**Work item A**: Print the National Theatre passage from "Each year in" to "House of Representatives." without any changes.
**Work item B**: According to the National Theatre passage, which hall stages rakugo and manzai performances?
**Work item C**: List every attendee of the Japan Prize awards ceremony that the National Theatre passage names.

**Text segment**:

----

The  is a complex consisting of three halls in two buildings in Hayabusachō, a district in Chiyoda, Tokyo, Japan. The Japan Arts Council, an Independent Administrative Institution of the Ministry of Education, Culture, Sports, Science and Technology, operates the National Theatre. It primarily stages performances of traditional Japanese performing arts.

Outline
The main building has two halls. The Large Theatre hosts performances of kabuki and Buyō as well as stage plays. The Small Hall specializes in bunraku, Japanese music, smaller buyō productions, gagaku, shōmyō, and folk theatre. In a separate building, the Engei Hall stages rakugo and manzai performances.

Each year in April, the awards ceremony for the Japan Prize takes place in the National Theatre. Attendees include the Emperor and Empress, the Prime Minister, the President of the House of Councillors, and the Speaker of the House of Representatives.

----

**Data to examine**:
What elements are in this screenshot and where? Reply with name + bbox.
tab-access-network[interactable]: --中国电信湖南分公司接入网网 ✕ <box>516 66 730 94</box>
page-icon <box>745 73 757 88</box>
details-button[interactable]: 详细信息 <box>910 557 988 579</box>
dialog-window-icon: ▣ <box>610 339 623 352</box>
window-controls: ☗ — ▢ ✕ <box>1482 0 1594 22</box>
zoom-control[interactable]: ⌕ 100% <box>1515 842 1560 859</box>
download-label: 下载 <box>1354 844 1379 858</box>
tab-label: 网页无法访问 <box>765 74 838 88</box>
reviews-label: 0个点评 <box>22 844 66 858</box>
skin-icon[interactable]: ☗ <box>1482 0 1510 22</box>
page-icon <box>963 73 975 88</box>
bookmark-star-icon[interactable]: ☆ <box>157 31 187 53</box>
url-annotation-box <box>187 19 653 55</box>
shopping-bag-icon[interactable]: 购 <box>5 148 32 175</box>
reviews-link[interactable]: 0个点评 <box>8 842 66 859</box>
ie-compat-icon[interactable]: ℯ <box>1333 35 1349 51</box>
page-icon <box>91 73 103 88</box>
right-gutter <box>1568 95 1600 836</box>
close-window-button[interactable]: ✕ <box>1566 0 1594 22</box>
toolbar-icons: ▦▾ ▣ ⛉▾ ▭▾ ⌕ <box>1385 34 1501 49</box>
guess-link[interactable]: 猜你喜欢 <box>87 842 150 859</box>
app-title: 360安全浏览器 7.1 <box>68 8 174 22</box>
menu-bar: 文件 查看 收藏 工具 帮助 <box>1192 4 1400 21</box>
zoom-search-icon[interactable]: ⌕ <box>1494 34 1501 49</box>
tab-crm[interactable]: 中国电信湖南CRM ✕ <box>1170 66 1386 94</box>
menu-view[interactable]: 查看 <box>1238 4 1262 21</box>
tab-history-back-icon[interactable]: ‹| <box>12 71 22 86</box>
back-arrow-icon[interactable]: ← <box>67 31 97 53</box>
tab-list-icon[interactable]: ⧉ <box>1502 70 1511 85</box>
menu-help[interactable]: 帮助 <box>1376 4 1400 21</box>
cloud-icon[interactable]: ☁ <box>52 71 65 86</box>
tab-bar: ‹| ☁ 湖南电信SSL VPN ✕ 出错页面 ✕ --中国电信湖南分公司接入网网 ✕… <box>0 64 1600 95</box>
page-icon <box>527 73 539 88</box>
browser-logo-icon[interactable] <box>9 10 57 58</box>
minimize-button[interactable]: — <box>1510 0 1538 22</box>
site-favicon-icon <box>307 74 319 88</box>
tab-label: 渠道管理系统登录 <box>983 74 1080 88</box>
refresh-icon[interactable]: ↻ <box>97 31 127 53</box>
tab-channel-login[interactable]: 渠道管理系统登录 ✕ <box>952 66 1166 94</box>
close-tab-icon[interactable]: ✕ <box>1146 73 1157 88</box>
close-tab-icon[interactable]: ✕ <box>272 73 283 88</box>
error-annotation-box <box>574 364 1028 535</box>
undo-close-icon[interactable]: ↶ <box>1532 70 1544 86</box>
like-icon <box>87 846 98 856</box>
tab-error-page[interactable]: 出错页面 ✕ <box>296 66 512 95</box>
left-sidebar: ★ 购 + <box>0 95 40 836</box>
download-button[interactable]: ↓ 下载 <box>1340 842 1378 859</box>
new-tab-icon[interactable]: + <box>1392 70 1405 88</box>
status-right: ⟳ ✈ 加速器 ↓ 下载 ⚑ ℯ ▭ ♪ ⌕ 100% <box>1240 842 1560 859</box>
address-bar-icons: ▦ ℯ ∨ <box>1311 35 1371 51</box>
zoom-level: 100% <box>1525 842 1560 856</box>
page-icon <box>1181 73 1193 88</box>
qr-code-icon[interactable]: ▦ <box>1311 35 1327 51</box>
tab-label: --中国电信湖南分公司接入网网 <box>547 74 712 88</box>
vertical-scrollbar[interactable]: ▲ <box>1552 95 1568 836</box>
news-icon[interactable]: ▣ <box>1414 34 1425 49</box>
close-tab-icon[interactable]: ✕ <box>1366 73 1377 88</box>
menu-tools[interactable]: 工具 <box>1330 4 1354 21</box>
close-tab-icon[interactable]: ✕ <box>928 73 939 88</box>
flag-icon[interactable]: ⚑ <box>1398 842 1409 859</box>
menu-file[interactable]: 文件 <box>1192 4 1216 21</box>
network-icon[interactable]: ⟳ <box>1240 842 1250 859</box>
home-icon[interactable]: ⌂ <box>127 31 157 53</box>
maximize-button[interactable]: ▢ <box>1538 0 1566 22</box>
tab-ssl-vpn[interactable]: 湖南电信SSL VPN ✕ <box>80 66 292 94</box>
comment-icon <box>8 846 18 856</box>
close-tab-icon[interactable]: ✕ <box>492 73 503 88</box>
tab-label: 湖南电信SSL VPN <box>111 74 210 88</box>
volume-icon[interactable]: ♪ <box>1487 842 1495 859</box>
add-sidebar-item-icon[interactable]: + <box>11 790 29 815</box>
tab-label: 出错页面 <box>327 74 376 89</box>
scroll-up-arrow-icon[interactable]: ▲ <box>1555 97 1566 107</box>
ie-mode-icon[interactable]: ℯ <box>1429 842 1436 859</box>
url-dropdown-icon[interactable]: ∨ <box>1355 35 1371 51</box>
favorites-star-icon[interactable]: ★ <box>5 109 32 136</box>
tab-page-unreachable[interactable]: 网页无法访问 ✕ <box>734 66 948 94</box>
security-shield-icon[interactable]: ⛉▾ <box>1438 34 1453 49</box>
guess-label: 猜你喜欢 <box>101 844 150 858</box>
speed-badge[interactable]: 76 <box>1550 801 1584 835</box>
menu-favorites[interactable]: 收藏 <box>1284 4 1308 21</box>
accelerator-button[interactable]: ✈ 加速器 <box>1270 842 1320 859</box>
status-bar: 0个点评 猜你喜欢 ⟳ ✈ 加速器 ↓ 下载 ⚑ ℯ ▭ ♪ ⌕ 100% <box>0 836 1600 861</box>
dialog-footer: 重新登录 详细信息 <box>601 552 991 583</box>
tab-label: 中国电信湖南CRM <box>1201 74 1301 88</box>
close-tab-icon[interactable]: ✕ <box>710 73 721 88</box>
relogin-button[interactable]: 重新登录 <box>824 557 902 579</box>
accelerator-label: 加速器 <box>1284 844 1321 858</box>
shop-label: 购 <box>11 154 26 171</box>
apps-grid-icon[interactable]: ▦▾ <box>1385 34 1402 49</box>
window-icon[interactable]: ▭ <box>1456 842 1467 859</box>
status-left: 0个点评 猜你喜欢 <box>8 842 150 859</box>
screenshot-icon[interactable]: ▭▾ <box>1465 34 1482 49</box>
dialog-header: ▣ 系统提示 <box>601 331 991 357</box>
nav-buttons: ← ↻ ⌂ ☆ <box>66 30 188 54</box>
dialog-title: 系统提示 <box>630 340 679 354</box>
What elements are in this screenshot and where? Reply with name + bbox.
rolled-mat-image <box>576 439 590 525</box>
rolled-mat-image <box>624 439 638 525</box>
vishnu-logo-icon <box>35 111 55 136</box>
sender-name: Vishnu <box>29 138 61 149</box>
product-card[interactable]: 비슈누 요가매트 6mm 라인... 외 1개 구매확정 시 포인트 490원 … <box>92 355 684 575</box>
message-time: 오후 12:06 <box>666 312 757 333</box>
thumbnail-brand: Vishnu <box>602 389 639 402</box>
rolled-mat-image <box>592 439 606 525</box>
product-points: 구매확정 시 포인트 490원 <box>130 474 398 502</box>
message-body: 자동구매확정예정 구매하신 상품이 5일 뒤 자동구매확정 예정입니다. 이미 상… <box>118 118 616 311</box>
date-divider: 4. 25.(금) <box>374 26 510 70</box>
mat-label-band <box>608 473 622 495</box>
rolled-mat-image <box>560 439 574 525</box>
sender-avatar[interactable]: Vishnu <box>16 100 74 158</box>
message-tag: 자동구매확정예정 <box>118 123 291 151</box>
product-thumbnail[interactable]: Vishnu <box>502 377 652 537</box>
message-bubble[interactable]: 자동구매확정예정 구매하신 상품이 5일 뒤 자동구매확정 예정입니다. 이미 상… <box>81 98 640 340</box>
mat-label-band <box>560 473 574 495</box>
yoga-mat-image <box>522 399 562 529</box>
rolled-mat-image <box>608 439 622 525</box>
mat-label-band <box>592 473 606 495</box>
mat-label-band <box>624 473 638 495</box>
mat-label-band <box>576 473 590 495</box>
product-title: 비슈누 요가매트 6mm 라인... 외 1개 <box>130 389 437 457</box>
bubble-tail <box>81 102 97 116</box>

----

**Written response A**:
Each year in April, the awards ceremony for the Japan Prize takes place in the National Theatre. Attendees include the Emperor and Empress, the Prime Minister, the President of the House of Councillors, and the Speaker of the House of Representatives.

**Written response B**: The Engei Hall, in a separate building, stages rakugo and manzai performances.

**Written response C**:
- the Emperor
- the Empress
- the Prime Minister
- the President of the House of Councillors
- the Speaker of the House of Representatives